## Task material
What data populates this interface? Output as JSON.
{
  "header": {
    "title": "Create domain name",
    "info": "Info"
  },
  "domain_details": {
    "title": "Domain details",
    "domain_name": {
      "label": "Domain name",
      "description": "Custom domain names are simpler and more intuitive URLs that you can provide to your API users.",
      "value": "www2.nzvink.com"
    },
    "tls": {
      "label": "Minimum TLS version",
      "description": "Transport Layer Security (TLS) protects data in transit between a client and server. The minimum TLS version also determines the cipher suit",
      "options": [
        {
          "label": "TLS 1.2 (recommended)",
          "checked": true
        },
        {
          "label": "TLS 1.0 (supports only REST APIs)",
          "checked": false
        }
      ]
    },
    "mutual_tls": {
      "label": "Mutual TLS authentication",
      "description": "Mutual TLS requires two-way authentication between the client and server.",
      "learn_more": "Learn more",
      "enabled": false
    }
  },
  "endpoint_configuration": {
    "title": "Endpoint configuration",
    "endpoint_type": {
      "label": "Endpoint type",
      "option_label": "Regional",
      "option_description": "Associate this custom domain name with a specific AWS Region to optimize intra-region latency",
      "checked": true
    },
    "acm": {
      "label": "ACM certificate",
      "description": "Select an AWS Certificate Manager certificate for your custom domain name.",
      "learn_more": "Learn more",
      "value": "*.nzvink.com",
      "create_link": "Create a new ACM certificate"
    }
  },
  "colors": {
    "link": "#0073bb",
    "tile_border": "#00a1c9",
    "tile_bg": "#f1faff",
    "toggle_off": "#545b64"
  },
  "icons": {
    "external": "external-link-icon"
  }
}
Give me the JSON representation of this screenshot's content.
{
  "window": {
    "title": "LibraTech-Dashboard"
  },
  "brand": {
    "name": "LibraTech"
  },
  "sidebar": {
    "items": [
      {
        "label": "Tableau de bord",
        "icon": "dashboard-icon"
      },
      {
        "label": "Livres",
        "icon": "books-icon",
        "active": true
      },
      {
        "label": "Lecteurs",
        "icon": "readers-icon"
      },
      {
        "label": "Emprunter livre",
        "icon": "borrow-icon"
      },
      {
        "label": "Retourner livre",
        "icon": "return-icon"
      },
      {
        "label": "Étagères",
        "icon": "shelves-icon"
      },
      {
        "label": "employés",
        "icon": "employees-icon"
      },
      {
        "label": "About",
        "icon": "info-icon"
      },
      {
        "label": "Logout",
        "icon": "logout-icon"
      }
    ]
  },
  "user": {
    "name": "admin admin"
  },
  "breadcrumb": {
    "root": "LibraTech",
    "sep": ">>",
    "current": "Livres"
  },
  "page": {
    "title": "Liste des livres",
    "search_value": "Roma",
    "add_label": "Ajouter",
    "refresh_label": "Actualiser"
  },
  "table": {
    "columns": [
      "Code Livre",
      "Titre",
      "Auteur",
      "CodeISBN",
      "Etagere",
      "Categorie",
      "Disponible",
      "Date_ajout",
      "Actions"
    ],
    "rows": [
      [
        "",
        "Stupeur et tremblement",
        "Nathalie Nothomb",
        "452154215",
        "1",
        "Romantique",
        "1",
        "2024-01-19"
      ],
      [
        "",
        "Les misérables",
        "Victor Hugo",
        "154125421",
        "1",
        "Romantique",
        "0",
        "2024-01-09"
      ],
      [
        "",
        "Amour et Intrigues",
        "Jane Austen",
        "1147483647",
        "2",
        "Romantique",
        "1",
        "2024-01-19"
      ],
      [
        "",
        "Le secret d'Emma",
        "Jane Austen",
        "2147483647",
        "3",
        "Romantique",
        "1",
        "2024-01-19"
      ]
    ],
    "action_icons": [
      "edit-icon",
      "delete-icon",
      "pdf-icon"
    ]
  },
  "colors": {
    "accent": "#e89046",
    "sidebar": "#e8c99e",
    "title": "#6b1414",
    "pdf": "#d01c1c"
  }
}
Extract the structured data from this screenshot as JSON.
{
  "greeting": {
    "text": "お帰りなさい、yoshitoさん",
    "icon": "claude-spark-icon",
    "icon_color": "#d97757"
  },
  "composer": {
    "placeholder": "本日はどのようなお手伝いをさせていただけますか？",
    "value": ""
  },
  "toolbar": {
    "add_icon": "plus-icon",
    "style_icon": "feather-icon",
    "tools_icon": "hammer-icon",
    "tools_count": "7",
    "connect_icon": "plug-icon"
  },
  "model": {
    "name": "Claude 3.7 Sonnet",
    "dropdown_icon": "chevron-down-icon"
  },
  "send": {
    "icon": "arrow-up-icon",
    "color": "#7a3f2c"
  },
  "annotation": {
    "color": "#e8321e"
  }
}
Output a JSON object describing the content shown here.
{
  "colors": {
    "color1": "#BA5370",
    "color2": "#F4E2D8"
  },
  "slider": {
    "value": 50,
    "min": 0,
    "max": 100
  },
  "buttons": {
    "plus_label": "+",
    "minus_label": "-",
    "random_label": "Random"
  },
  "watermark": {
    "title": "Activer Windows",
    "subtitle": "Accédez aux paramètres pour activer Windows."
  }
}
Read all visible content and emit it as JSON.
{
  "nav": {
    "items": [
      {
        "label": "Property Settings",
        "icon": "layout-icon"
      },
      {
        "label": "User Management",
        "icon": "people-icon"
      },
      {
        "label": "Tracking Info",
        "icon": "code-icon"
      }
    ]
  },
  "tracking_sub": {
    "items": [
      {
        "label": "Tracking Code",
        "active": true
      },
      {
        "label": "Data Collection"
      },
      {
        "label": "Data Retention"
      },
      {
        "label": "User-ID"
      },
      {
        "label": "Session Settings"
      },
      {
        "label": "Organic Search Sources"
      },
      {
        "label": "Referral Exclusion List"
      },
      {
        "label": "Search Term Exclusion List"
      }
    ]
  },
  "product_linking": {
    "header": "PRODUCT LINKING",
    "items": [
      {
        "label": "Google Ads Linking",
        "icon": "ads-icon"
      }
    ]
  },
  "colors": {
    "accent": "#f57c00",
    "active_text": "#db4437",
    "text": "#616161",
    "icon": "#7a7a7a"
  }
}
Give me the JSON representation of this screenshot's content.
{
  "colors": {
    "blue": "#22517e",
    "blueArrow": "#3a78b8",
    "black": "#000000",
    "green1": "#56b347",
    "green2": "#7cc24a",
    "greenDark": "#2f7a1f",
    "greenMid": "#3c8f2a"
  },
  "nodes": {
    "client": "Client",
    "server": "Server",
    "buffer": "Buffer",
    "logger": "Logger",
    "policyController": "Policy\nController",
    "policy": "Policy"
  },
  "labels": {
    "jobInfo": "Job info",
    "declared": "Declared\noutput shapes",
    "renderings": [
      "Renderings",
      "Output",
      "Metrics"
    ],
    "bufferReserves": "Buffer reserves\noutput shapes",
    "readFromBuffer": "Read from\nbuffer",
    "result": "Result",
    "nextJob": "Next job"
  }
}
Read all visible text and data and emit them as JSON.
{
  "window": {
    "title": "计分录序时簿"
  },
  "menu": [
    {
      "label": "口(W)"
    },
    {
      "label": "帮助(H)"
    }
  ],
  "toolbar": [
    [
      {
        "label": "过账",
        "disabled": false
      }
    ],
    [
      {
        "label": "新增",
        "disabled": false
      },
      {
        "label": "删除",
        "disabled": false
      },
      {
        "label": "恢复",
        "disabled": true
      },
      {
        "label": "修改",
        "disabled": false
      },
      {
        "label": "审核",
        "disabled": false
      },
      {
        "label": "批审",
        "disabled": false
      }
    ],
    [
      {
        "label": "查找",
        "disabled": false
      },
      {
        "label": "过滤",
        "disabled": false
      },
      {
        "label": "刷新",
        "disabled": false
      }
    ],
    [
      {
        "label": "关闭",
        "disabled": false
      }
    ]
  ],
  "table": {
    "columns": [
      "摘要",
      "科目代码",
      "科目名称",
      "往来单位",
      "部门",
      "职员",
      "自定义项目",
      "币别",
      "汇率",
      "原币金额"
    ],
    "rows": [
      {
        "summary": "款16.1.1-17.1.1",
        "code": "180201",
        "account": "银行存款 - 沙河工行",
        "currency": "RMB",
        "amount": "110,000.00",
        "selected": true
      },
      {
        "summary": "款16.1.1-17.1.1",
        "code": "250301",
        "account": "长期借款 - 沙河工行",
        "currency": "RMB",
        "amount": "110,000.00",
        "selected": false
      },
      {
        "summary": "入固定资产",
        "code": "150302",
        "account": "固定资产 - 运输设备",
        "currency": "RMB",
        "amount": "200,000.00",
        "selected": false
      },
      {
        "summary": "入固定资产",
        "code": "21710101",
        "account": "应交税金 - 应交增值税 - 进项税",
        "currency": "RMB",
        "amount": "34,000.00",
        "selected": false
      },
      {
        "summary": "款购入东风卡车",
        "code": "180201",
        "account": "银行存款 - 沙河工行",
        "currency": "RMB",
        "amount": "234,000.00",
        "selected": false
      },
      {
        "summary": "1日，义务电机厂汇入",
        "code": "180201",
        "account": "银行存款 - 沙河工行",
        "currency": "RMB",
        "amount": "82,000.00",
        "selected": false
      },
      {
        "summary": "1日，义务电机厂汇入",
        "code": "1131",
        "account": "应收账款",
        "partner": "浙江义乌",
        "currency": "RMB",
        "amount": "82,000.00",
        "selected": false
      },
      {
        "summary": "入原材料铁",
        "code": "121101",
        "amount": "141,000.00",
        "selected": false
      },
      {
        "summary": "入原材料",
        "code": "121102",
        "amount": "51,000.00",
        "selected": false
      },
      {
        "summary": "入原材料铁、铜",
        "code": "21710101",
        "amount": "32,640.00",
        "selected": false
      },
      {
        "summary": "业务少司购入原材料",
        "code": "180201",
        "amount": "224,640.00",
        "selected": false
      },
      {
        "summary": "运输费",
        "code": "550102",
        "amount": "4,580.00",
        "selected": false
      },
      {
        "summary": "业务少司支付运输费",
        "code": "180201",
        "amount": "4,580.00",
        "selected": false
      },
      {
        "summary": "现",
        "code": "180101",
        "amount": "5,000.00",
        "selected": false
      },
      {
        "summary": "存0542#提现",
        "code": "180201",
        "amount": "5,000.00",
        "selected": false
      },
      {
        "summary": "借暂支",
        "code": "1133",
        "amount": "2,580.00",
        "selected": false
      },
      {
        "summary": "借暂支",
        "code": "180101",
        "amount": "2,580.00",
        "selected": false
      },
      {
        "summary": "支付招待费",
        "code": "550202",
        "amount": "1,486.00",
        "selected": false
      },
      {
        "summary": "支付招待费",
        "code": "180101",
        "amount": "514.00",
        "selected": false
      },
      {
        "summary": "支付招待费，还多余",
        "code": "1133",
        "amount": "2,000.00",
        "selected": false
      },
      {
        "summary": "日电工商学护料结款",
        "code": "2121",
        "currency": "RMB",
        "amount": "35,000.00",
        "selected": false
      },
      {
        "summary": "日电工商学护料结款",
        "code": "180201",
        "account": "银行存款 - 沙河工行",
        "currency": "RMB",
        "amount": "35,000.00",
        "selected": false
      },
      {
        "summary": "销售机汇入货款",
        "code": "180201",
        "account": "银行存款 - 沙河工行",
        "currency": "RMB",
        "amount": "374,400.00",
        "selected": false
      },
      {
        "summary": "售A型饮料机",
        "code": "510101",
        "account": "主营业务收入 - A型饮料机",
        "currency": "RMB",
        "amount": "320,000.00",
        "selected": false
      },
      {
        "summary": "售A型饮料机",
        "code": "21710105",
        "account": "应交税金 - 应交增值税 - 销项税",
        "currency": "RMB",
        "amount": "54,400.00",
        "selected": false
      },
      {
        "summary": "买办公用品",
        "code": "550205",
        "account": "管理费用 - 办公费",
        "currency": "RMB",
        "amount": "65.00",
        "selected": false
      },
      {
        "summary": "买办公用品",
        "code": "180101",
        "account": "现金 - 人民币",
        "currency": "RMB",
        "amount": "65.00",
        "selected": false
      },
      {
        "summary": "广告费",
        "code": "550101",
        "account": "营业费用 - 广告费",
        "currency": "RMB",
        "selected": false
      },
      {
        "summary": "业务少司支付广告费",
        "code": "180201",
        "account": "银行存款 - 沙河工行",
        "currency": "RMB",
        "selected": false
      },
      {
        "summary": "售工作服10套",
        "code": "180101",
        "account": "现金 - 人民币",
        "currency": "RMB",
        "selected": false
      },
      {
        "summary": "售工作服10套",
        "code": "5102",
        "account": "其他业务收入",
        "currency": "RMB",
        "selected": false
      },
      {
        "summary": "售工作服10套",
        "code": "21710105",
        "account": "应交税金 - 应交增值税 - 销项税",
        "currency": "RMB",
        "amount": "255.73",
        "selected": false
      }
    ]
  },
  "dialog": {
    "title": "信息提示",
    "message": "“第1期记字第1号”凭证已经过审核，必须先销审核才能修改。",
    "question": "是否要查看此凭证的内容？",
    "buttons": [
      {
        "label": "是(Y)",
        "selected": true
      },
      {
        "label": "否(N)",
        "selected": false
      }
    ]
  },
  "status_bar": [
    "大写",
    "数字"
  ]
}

## What this task involves
Identify each line in the entries with the word "LibraTech" and copy it.

## Worked solution
    "title": "LibraTech-Dashboard"
    "name": "LibraTech"
    "root": "LibraTech",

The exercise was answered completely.